►

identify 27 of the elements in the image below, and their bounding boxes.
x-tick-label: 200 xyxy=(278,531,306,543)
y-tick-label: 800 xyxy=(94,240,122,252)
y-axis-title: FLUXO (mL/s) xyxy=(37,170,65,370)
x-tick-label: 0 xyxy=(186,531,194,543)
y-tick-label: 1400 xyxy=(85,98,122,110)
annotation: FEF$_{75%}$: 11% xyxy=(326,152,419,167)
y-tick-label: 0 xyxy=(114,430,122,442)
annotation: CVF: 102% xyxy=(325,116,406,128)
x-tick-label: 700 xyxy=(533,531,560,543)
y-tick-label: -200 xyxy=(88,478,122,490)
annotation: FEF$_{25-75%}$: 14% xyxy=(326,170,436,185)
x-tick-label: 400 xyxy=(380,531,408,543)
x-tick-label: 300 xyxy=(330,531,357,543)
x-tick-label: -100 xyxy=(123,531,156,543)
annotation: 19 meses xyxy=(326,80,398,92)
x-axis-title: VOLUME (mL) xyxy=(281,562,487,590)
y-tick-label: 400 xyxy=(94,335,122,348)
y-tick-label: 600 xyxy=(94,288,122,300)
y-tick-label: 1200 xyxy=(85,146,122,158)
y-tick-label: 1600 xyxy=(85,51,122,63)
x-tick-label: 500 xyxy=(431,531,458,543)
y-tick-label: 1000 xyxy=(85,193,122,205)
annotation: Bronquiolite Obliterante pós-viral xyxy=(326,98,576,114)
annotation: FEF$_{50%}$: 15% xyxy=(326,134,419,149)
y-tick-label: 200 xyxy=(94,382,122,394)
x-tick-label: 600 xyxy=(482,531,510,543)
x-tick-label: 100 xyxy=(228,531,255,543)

◄

Aim of the exercise
Please transcribe each entry exactly, keeping every word as it is.

Exercise solution
identify 27 of the elements in the image below, and their bounding boxes.
x-tick-label: 200 xyxy=(278,531,306,543)
y-tick-label: 800 xyxy=(94,240,122,252)
y-axis-title: FLUXO (mL/s) xyxy=(37,170,65,370)
x-tick-label: 0 xyxy=(186,531,194,543)
y-tick-label: 1400 xyxy=(85,98,122,110)
annotation: FEF$_{75%}$: 11% xyxy=(326,152,419,167)
y-tick-label: 0 xyxy=(114,430,122,442)
annotation: CVF: 102% xyxy=(325,116,406,128)
x-tick-label: 700 xyxy=(533,531,560,543)
y-tick-label: -200 xyxy=(88,478,122,490)
annotation: FEF$_{25-75%}$: 14% xyxy=(326,170,436,185)
x-tick-label: 400 xyxy=(380,531,408,543)
x-tick-label: 300 xyxy=(330,531,357,543)
x-tick-label: -100 xyxy=(123,531,156,543)
annotation: 19 meses xyxy=(326,80,398,92)
x-axis-title: VOLUME (mL) xyxy=(281,562,487,590)
y-tick-label: 400 xyxy=(94,335,122,348)
y-tick-label: 600 xyxy=(94,288,122,300)
y-tick-label: 1200 xyxy=(85,146,122,158)
y-tick-label: 1600 xyxy=(85,51,122,63)
x-tick-label: 500 xyxy=(431,531,458,543)
y-tick-label: 1000 xyxy=(85,193,122,205)
annotation: Bronquiolite Obliterante pós-viral xyxy=(326,98,576,114)
annotation: FEF$_{50%}$: 15% xyxy=(326,134,419,149)
y-tick-label: 200 xyxy=(94,382,122,394)
x-tick-label: 600 xyxy=(482,531,510,543)
x-tick-label: 100 xyxy=(228,531,255,543)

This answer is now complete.